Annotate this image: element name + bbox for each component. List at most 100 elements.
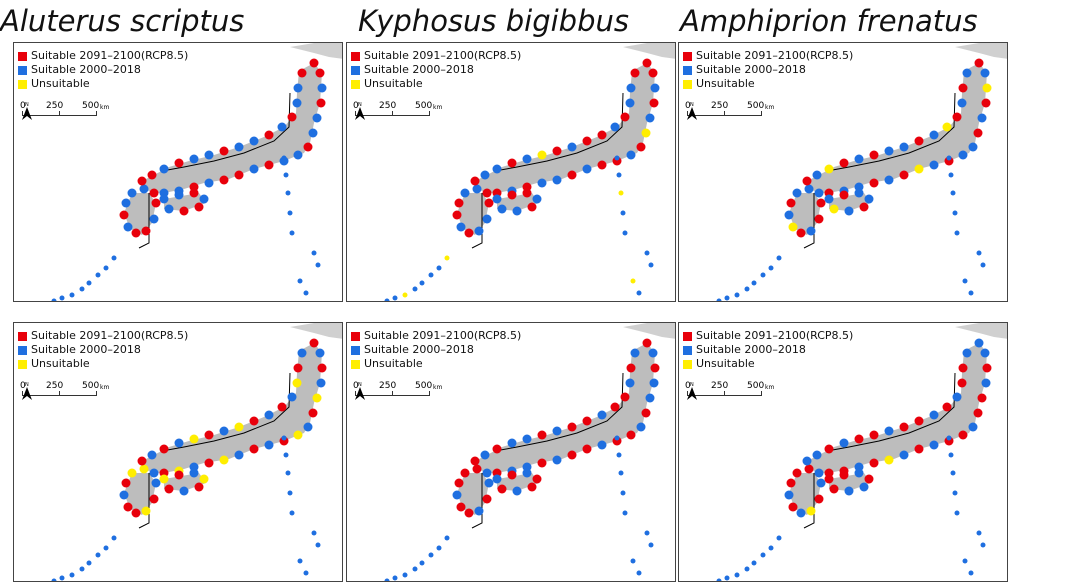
legend-item-unsuitable: Unsuitable bbox=[351, 77, 521, 91]
legend-swatch bbox=[18, 80, 27, 89]
coast-cell bbox=[288, 393, 297, 402]
island-cell bbox=[282, 156, 287, 161]
north-arrow-icon: N bbox=[353, 381, 367, 401]
coast-cell bbox=[195, 483, 204, 492]
island-cell bbox=[769, 546, 774, 551]
island-cell bbox=[735, 573, 740, 578]
coast-cell bbox=[598, 441, 607, 450]
coast-cell bbox=[646, 114, 655, 123]
coast-cell bbox=[825, 165, 834, 174]
legend-item-unsuitable: Unsuitable bbox=[351, 357, 521, 371]
coast-cell bbox=[930, 161, 939, 170]
coast-cell bbox=[983, 364, 992, 373]
coast-cell bbox=[160, 475, 169, 484]
coast-cell bbox=[175, 471, 184, 480]
coast-cell bbox=[313, 394, 322, 403]
coast-cell bbox=[493, 195, 502, 204]
island-cell bbox=[951, 191, 956, 196]
legend-item-future: Suitable 2091–2100(RCP8.5) bbox=[18, 329, 188, 343]
coast-cell bbox=[865, 475, 874, 484]
scale-unit: km bbox=[100, 384, 109, 391]
coast-cell bbox=[317, 379, 326, 388]
coast-cell bbox=[160, 445, 169, 454]
island-cell bbox=[615, 436, 620, 441]
legend-swatch bbox=[683, 360, 692, 369]
island-cell bbox=[437, 266, 442, 271]
island-cell bbox=[385, 299, 390, 303]
island-cell bbox=[52, 579, 57, 582]
coast-cell bbox=[900, 143, 909, 152]
coast-cell bbox=[294, 151, 303, 160]
island-cell bbox=[637, 291, 642, 296]
coast-cell bbox=[150, 189, 159, 198]
legend-swatch bbox=[351, 346, 360, 355]
scale-label-500: 500 bbox=[747, 381, 764, 391]
island-cell bbox=[769, 266, 774, 271]
coast-cell bbox=[304, 423, 313, 432]
coast-cell bbox=[981, 69, 990, 78]
coast-cell bbox=[621, 393, 630, 402]
island-cell bbox=[290, 511, 295, 516]
coast-cell bbox=[120, 491, 129, 500]
coast-cell bbox=[309, 409, 318, 418]
island-cell bbox=[745, 287, 750, 292]
species-title-1: Aluterus scriptus bbox=[0, 4, 244, 38]
island-cell bbox=[717, 579, 722, 582]
coast-cell bbox=[265, 441, 274, 450]
coast-cell bbox=[235, 171, 244, 180]
island-cell bbox=[429, 273, 434, 278]
coast-cell bbox=[930, 441, 939, 450]
coast-cell bbox=[122, 199, 131, 208]
island-cell bbox=[413, 567, 418, 572]
island-cell bbox=[631, 279, 636, 284]
coast-cell bbox=[122, 479, 131, 488]
island-cell bbox=[385, 579, 390, 582]
island-cell bbox=[304, 571, 309, 576]
island-cell bbox=[752, 561, 757, 566]
coast-cell bbox=[453, 211, 462, 220]
scale-label-250: 250 bbox=[46, 101, 63, 111]
legend-label: Suitable 2000–2018 bbox=[364, 63, 474, 77]
island-cell bbox=[761, 273, 766, 278]
coast-cell bbox=[830, 205, 839, 214]
coast-cell bbox=[195, 203, 204, 212]
coast-cell bbox=[958, 99, 967, 108]
coast-cell bbox=[885, 147, 894, 156]
coast-cell bbox=[825, 475, 834, 484]
island-cell bbox=[953, 491, 958, 496]
legend-swatch bbox=[18, 346, 27, 355]
island-cell bbox=[87, 561, 92, 566]
neighbor-land bbox=[955, 323, 1008, 339]
coast-cell bbox=[124, 503, 133, 512]
coast-cell bbox=[205, 459, 214, 468]
coast-cell bbox=[631, 69, 640, 78]
island-cell bbox=[70, 293, 75, 298]
island-cell bbox=[286, 471, 291, 476]
coast-cell bbox=[598, 411, 607, 420]
coast-cell bbox=[298, 69, 307, 78]
coast-cell bbox=[471, 177, 480, 186]
coast-cell bbox=[205, 431, 214, 440]
coast-cell bbox=[523, 189, 532, 198]
scale-label-500: 500 bbox=[415, 101, 432, 111]
coast-cell bbox=[128, 189, 137, 198]
map-panel-6: Suitable 2091–2100(RCP8.5) Suitable 2000… bbox=[678, 322, 1008, 582]
coast-cell bbox=[649, 69, 658, 78]
coast-cell bbox=[959, 84, 968, 93]
legend-item-future: Suitable 2091–2100(RCP8.5) bbox=[683, 329, 853, 343]
coast-cell bbox=[860, 483, 869, 492]
scale-bar: 0 250 500 km N bbox=[353, 381, 463, 405]
coast-cell bbox=[793, 189, 802, 198]
legend-label: Unsuitable bbox=[31, 357, 90, 371]
coast-cell bbox=[142, 227, 151, 236]
coast-cell bbox=[310, 339, 319, 348]
coast-cell bbox=[175, 439, 184, 448]
island-cell bbox=[312, 251, 317, 256]
island-cell bbox=[403, 293, 408, 298]
legend-item-unsuitable: Unsuitable bbox=[18, 77, 188, 91]
coast-cell bbox=[278, 123, 287, 132]
legend-label: Unsuitable bbox=[31, 77, 90, 91]
coast-cell bbox=[465, 509, 474, 518]
coast-cell bbox=[817, 479, 826, 488]
legend-swatch bbox=[18, 360, 27, 369]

------------

Challenge: Convert every line of the data above into a Markdown table with the columns "No." and "Entry", numbering each row and skipping blank lines. Leave the pictures out of the table.

Finished answer:
| No. | Entry |
|---|---|
| 1 | Annotate this image: element name + bbox for each component. List at most 100 elements. |
| 2 | legend-item-unsuitable: Unsuitable bbox=[351, 77, 521, 91] |
| 3 | legend-swatch bbox=[18, 80, 27, 89] |
| 4 | coast-cell bbox=[288, 393, 297, 402] |
| 5 | island-cell bbox=[282, 156, 287, 161] |
| 6 | north-arrow-icon: N bbox=[353, 381, 367, 401] |
| 7 | coast-cell bbox=[195, 483, 204, 492] |
| 8 | island-cell bbox=[769, 546, 774, 551] |
| 9 | island-cell bbox=[735, 573, 740, 578] |
| 10 | coast-cell bbox=[598, 441, 607, 450] |
| 11 | coast-cell bbox=[646, 114, 655, 123] |
| 12 | coast-cell bbox=[825, 165, 834, 174] |
| 13 | legend-item-unsuitable: Unsuitable bbox=[351, 357, 521, 371] |
| 14 | coast-cell bbox=[930, 161, 939, 170] |
| 15 | coast-cell bbox=[983, 364, 992, 373] |
| 16 | coast-cell bbox=[160, 475, 169, 484] |
| 17 | coast-cell bbox=[175, 471, 184, 480] |
| 18 | coast-cell bbox=[313, 394, 322, 403] |
| 19 | coast-cell bbox=[493, 195, 502, 204] |
| 20 | island-cell bbox=[951, 191, 956, 196] |
| 21 | legend-item-future: Suitable 2091–2100(RCP8.5) bbox=[18, 329, 188, 343] |
| 22 | coast-cell bbox=[865, 475, 874, 484] |
| 23 | scale-unit: km bbox=[100, 384, 109, 391] |
| 24 | coast-cell bbox=[317, 379, 326, 388] |
| 25 | coast-cell bbox=[160, 445, 169, 454] |
| 26 | island-cell bbox=[615, 436, 620, 441] |
| 27 | legend-swatch bbox=[683, 360, 692, 369] |
| 28 | island-cell bbox=[437, 266, 442, 271] |
| 29 | island-cell bbox=[385, 299, 390, 303] |
| 30 | island-cell bbox=[52, 579, 57, 582] |
| 31 | coast-cell bbox=[900, 143, 909, 152] |
| 32 | coast-cell bbox=[294, 151, 303, 160] |
| 33 | island-cell bbox=[637, 291, 642, 296] |
| 34 | coast-cell bbox=[150, 189, 159, 198] |
| 35 | legend-swatch bbox=[351, 346, 360, 355] |
| 36 | scale-label-500: 500 bbox=[747, 381, 764, 391] |
| 37 | island-cell bbox=[769, 266, 774, 271] |
| 38 | coast-cell bbox=[304, 423, 313, 432] |
| 39 | coast-cell bbox=[981, 69, 990, 78] |
| 40 | coast-cell bbox=[621, 393, 630, 402] |
| 41 | island-cell bbox=[290, 511, 295, 516] |
| 42 | coast-cell bbox=[120, 491, 129, 500] |
| 43 | coast-cell bbox=[309, 409, 318, 418] |
| 44 | island-cell bbox=[745, 287, 750, 292] |
| 45 | species-title-1: Aluterus scriptus bbox=[0, 4, 244, 38] |
| 46 | island-cell bbox=[717, 579, 722, 582] |
| 47 | coast-cell bbox=[265, 441, 274, 450] |
| 48 | coast-cell bbox=[235, 171, 244, 180] |
| 49 | island-cell bbox=[429, 273, 434, 278] |
| 50 | coast-cell bbox=[930, 441, 939, 450] |
| 51 | coast-cell bbox=[122, 199, 131, 208] |
| 52 | island-cell bbox=[413, 567, 418, 572] |
| 53 | island-cell bbox=[631, 279, 636, 284] |
| 54 | coast-cell bbox=[122, 479, 131, 488] |
| 55 | island-cell bbox=[385, 579, 390, 582] |
| 56 | island-cell bbox=[304, 571, 309, 576] |
| 57 | island-cell bbox=[752, 561, 757, 566] |
| 58 | coast-cell bbox=[453, 211, 462, 220] |
| 59 | scale-label-250: 250 bbox=[46, 101, 63, 111] |
| 60 | legend-label: Suitable 2000–2018 bbox=[364, 63, 474, 77] |
| 61 | island-cell bbox=[761, 273, 766, 278] |
| 62 | coast-cell bbox=[830, 205, 839, 214] |
| 63 | coast-cell bbox=[195, 203, 204, 212] |
| 64 | coast-cell bbox=[958, 99, 967, 108] |
| 65 | coast-cell bbox=[885, 147, 894, 156] |
| 66 | coast-cell bbox=[825, 475, 834, 484] |
| 67 | island-cell bbox=[953, 491, 958, 496] |
| 68 | legend-swatch bbox=[18, 346, 27, 355] |
| 69 | island-cell bbox=[87, 561, 92, 566] |
| 70 | neighbor-land bbox=[955, 323, 1008, 339] |
| 71 | coast-cell bbox=[124, 503, 133, 512] |
| 72 | coast-cell bbox=[205, 459, 214, 468] |
| 73 | coast-cell bbox=[631, 69, 640, 78] |
| 74 | island-cell bbox=[70, 293, 75, 298] |
| 75 | island-cell bbox=[286, 471, 291, 476] |
| 76 | coast-cell bbox=[598, 411, 607, 420] |
| 77 | coast-cell bbox=[298, 69, 307, 78] |
| 78 | coast-cell bbox=[471, 177, 480, 186] |
| 79 | coast-cell bbox=[205, 431, 214, 440] |
| 80 | coast-cell bbox=[523, 189, 532, 198] |
| 81 | scale-label-500: 500 bbox=[415, 101, 432, 111] |
| 82 | coast-cell bbox=[128, 189, 137, 198] |
| 83 | map-panel-6: Suitable 2091–2100(RCP8.5) Suitable 2000… bbox=[678, 322, 1008, 582] |
| 84 | coast-cell bbox=[649, 69, 658, 78] |
| 85 | coast-cell bbox=[959, 84, 968, 93] |
| 86 | legend-item-future: Suitable 2091–2100(RCP8.5) bbox=[683, 329, 853, 343] |
| 87 | coast-cell bbox=[860, 483, 869, 492] |
| 88 | scale-bar: 0 250 500 km N bbox=[353, 381, 463, 405] |
| 89 | coast-cell bbox=[793, 189, 802, 198] |
| 90 | legend-label: Unsuitable bbox=[31, 357, 90, 371] |
| 91 | coast-cell bbox=[142, 227, 151, 236] |
| 92 | coast-cell bbox=[310, 339, 319, 348] |
| 93 | coast-cell bbox=[175, 439, 184, 448] |
| 94 | island-cell bbox=[312, 251, 317, 256] |
| 95 | island-cell bbox=[403, 293, 408, 298] |
| 96 | legend-item-unsuitable: Unsuitable bbox=[18, 77, 188, 91] |
| 97 | coast-cell bbox=[278, 123, 287, 132] |
| 98 | legend-label: Unsuitable bbox=[31, 77, 90, 91] |
| 99 | coast-cell bbox=[465, 509, 474, 518] |
| 100 | coast-cell bbox=[817, 479, 826, 488] |
| 101 | legend-swatch bbox=[18, 360, 27, 369] |